** START RECORD EXTRACTS **

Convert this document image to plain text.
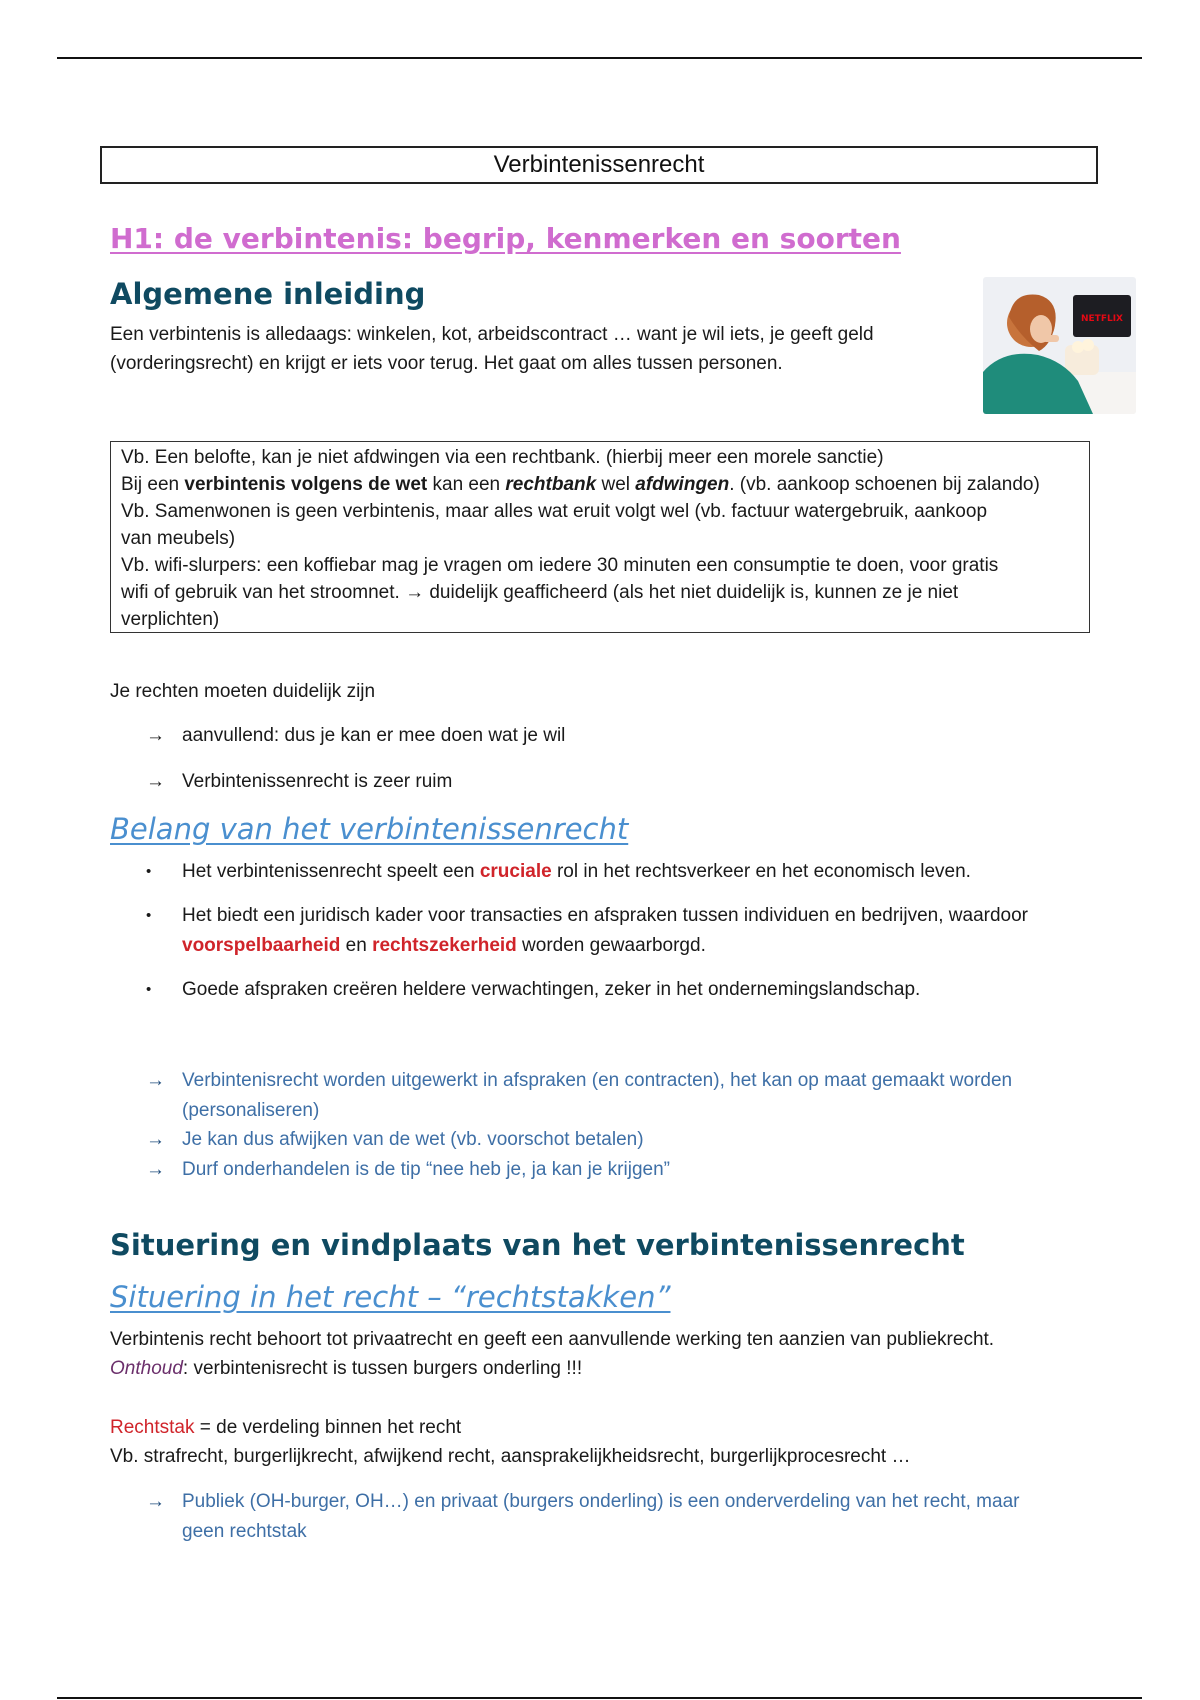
Verbintenissenrecht
H1: de verbintenis: begrip, kenmerken en soorten
Algemene inleiding
Een verbintenis is alledaags: winkelen, kot, arbeidscontract … want je wil iets, je geeft geld
(vorderingsrecht) en krijgt er iets voor terug. Het gaat om alles tussen personen.
NETFLIX

Vb. Een belofte, kan je niet afdwingen via een rechtbank. (hierbij meer een morele sanctie)

Bij een verbintenis volgens de wet kan een rechtbank wel afdwingen. (vb. aankoop schoenen bij zalando)

Vb. Samenwonen is geen verbintenis, maar alles wat eruit volgt wel (vb. factuur watergebruik, aankoop

van meubels)

Vb. wifi-slurpers: een koffiebar mag je vragen om iedere 30 minuten een consumptie te doen, voor gratis

wifi of gebruik van het stroomnet. → duidelijk geafficheerd (als het niet duidelijk is, kunnen ze je niet

verplichten)

Je rechten moeten duidelijk zijn
→ aanvullend: dus je kan er mee doen wat je wil
→ Verbintenissenrecht is zeer ruim
Belang van het verbintenissenrecht
•	Het verbintenissenrecht speelt een cruciale rol in het rechtsverkeer en het economisch leven.
•	Het biedt een juridisch kader voor transacties en afspraken tussen individuen en bedrijven, waardoor
voorspelbaarheid en rechtszekerheid worden gewaarborgd.
•	Goede afspraken creëren heldere verwachtingen, zeker in het ondernemingslandschap.
→ Verbintenisrecht worden uitgewerkt in afspraken (en contracten), het kan op maat gemaakt worden
(personaliseren)
→ Je kan dus afwijken van de wet (vb. voorschot betalen)
→ Durf onderhandelen is de tip “nee heb je, ja kan je krijgen”
Situering en vindplaats van het verbintenissenrecht
Situering in het recht – “rechtstakken”
Verbintenis recht behoort tot privaatrecht en geeft een aanvullende werking ten aanzien van publiekrecht.
Onthoud: verbintenisrecht is tussen burgers onderling !!!
Rechtstak = de verdeling binnen het recht
Vb. strafrecht, burgerlijkrecht, afwijkend recht, aansprakelijkheidsrecht, burgerlijkprocesrecht …
→ Publiek (OH-burger, OH…) en privaat (burgers onderling) is een onderverdeling van het recht, maar
geen rechtstak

** END RECORD EXTRACTS **

WHAT IS ASKED ▸ Say how many lines in the records contain the string "rechtbank", and say nothing else.

SOLUTION FOR THIS TASK ▸ 2